:: Stated task a ::
In the records, copy out everything from the line containing "article-date: 2023年5月19日 1:12" down to the line containing "article-date: 2023年7月14日 0:52", with both of those lines included.

:: Source document ::
•••

In re the City of New York

Kapper, J.:

Granting that the city in street opening proceedings may discontinue as to a portion of the property within the lines of the contemplated improvement (Matter of Mayor, etc., 52 Misc. Rep. 319; affd., 121 App. Div. 650; affd. without opinion, 193 N. Y. 658), I am of the opinion that the change of plans in the case at bar does not come within section 1000 of the charter, which provides for the taxation of the reasonable actual cash disbursements necessarily incurred by a party upon the discontinuance ” of the proceedings. Prior to the revision of the Greater New York charter in 1901 (Chap. 466; amd. by Laws of 1906, chap. 658, § 24) there was no authority for such taxation. (Matter of Mayor, 34 App. Div. 468.) No reported case since the one. last cited appears to have passed upon the question. The change of the street lines in the proceedings at bar did not wholly exclude the properties of the applicants, but retained a substantial part thereof within the proposed street. The same attorney appeared as to all of the property of each of the present claimants, as well that which was included before as after the change, and there was never any segregation of the interest. My view is that the enabling act (§ 1000, supra) did not contemplate such a state of facts as is here presented; that there was no discontinuance within the meaning of the section, but that there was simply an amendment of the proceeding. The section finds ample scope when applied to a discontinuance, *412either as to a whole piece of property or to the entire proceeding, and it is not necessary to justice in this case that it should be made to apply to an amended proceeding, which by a change of lines simply leaves out a part of the owner’s property and retains a substantial portion thereof as a part of the new street.

•••

:: Listed entries ::
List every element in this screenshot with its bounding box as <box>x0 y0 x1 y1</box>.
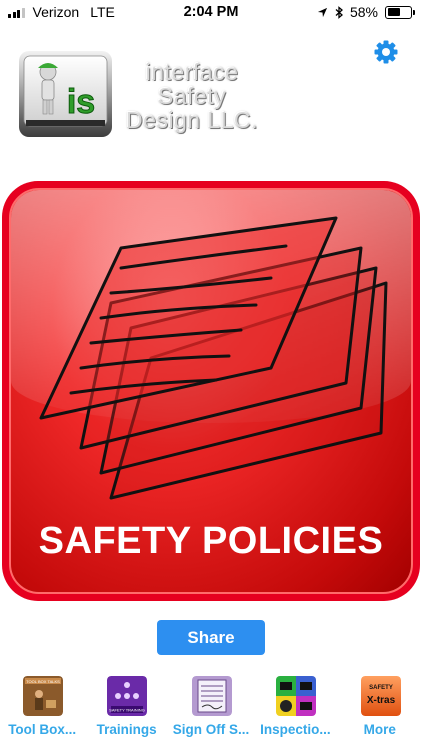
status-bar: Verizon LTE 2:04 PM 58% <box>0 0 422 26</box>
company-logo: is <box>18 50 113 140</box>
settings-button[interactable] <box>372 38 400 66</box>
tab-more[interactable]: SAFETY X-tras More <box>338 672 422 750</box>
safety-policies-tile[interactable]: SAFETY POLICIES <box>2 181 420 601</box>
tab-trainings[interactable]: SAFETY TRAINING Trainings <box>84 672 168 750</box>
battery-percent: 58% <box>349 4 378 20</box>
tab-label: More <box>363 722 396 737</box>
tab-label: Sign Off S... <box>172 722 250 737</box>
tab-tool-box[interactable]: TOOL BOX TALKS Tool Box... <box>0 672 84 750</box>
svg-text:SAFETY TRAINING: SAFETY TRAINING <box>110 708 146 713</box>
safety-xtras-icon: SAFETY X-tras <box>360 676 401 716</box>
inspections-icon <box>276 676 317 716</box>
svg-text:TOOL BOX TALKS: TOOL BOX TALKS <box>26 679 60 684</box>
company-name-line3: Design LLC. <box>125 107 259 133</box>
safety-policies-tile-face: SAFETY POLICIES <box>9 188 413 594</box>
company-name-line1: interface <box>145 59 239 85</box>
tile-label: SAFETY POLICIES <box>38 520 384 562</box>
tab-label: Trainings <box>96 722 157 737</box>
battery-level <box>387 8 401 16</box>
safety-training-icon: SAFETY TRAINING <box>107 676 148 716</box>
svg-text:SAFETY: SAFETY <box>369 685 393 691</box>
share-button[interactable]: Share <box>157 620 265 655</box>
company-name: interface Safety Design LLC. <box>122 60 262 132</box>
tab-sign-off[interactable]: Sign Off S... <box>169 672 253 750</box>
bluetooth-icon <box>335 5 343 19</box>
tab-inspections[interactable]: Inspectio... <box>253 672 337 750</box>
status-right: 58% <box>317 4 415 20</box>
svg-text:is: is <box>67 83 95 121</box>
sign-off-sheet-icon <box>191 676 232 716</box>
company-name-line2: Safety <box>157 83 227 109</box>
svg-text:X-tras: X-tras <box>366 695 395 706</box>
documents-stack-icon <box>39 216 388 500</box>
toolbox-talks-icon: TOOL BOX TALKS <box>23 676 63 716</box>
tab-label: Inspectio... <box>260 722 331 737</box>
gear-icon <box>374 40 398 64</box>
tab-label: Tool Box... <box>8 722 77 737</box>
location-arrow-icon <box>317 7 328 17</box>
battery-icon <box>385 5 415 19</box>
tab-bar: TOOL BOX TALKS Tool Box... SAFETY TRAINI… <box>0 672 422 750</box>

•••

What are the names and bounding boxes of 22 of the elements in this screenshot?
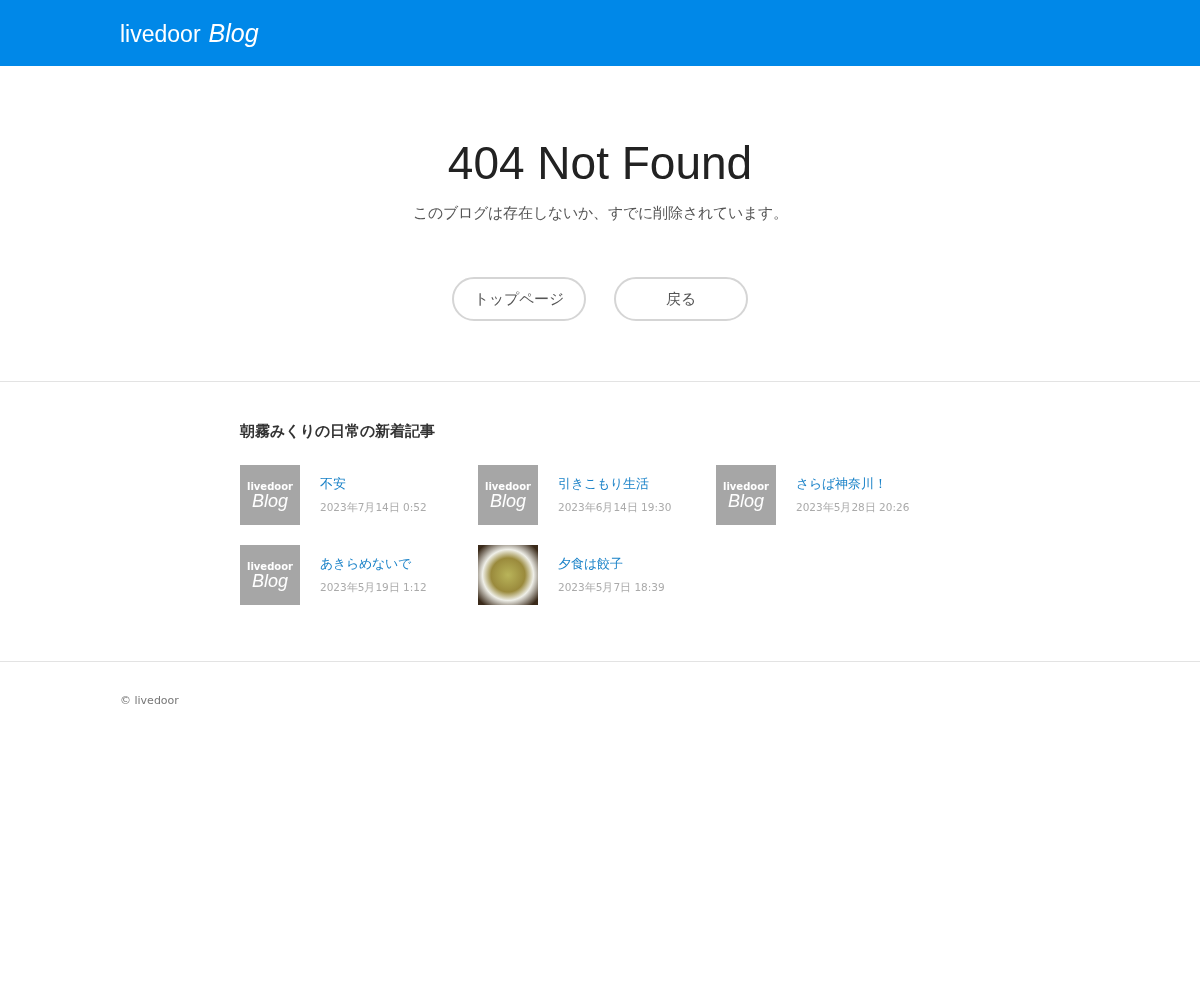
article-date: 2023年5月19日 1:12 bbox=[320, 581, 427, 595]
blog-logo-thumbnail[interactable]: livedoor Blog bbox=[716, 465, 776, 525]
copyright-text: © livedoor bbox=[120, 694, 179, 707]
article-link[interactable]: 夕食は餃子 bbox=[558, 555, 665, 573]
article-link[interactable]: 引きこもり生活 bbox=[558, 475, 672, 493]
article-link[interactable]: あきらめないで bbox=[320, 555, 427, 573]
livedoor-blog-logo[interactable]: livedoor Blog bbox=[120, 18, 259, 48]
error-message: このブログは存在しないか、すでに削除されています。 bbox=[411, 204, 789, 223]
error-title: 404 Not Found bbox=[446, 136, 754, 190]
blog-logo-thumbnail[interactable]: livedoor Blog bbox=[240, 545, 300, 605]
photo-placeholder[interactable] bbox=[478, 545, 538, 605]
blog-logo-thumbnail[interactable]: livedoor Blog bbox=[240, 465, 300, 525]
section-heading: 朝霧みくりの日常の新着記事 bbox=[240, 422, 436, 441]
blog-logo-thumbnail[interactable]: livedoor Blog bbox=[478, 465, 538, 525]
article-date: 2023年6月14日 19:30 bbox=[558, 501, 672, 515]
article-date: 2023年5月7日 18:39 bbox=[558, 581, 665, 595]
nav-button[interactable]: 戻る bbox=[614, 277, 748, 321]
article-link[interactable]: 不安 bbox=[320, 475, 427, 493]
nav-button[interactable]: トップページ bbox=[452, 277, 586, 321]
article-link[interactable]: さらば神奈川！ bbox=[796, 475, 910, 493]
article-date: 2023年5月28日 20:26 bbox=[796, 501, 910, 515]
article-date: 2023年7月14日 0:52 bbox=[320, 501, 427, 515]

•••

:: Stated task b ::
In the opinion on the street opening proceedings, which section of the charter provides for taxing a party's cash disbursements upon discontinuance?

:: Worked answer a ::
article-date: 2023年5月19日 1:12 bbox=[320, 581, 427, 595]
blog-logo-thumbnail[interactable]: livedoor Blog bbox=[716, 465, 776, 525]
copyright-text: © livedoor bbox=[120, 694, 179, 707]
article-link[interactable]: 夕食は餃子 bbox=[558, 555, 665, 573]
article-link[interactable]: 引きこもり生活 bbox=[558, 475, 672, 493]
article-link[interactable]: あきらめないで bbox=[320, 555, 427, 573]
livedoor-blog-logo[interactable]: livedoor Blog bbox=[120, 18, 259, 48]
error-message: このブログは存在しないか、すでに削除されています。 bbox=[411, 204, 789, 223]
error-title: 404 Not Found bbox=[446, 136, 754, 190]
blog-logo-thumbnail[interactable]: livedoor Blog bbox=[240, 545, 300, 605]
photo-placeholder[interactable] bbox=[478, 545, 538, 605]
blog-logo-thumbnail[interactable]: livedoor Blog bbox=[240, 465, 300, 525]
section-heading: 朝霧みくりの日常の新着記事 bbox=[240, 422, 436, 441]
blog-logo-thumbnail[interactable]: livedoor Blog bbox=[478, 465, 538, 525]
article-date: 2023年6月14日 19:30 bbox=[558, 501, 672, 515]
article-date: 2023年5月7日 18:39 bbox=[558, 581, 665, 595]
nav-button[interactable]: 戻る bbox=[614, 277, 748, 321]
article-link[interactable]: 不安 bbox=[320, 475, 427, 493]
nav-button[interactable]: トップページ bbox=[452, 277, 586, 321]
article-link[interactable]: さらば神奈川！ bbox=[796, 475, 910, 493]
article-date: 2023年5月28日 20:26 bbox=[796, 501, 910, 515]
article-date: 2023年7月14日 0:52 bbox=[320, 501, 427, 515]

:: Worked answer b ::
Section 1000 of the charter.